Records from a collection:
++++++++++

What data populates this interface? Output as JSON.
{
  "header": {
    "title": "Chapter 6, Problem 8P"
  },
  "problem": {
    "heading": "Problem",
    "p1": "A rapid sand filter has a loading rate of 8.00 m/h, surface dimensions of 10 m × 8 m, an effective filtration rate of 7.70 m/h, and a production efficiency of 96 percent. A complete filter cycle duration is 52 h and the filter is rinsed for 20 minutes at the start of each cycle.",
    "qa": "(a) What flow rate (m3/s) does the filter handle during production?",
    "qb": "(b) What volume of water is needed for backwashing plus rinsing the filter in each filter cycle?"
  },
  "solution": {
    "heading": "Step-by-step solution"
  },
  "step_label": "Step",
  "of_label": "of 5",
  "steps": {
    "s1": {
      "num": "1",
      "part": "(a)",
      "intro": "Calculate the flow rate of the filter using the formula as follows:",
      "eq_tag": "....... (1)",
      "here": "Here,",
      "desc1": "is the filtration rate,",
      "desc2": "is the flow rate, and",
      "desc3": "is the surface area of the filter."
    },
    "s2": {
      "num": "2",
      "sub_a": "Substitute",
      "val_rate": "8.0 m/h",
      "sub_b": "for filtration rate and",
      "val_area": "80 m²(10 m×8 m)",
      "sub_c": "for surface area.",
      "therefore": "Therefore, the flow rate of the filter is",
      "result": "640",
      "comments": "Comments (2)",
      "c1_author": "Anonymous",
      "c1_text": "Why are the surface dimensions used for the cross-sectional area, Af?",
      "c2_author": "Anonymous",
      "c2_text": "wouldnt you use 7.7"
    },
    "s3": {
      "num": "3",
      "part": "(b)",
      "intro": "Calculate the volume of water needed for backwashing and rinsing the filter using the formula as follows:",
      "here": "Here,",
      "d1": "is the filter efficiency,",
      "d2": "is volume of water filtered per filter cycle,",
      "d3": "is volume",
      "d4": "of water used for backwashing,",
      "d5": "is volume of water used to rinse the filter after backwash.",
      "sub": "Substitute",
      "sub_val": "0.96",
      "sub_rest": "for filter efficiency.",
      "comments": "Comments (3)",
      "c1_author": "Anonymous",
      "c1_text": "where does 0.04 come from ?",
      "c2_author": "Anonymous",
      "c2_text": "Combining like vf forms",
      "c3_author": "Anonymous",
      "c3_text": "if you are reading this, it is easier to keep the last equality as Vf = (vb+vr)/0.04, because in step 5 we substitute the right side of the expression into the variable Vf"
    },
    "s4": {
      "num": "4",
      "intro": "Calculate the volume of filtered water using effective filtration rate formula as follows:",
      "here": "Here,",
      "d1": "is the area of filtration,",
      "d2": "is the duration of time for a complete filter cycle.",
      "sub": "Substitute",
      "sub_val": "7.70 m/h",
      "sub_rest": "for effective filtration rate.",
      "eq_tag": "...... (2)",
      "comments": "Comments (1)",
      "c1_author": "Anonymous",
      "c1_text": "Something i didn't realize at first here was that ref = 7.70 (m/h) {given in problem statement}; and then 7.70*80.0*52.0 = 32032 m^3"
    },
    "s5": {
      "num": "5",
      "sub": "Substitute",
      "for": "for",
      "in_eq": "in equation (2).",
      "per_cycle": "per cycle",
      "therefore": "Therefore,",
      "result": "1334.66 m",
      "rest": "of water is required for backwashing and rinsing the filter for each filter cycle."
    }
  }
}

++++++++++

WHAT TO DO: In the entries above, count each line that holds "cycle". Give the total and nothing else.

CORRECT ANSWER: 6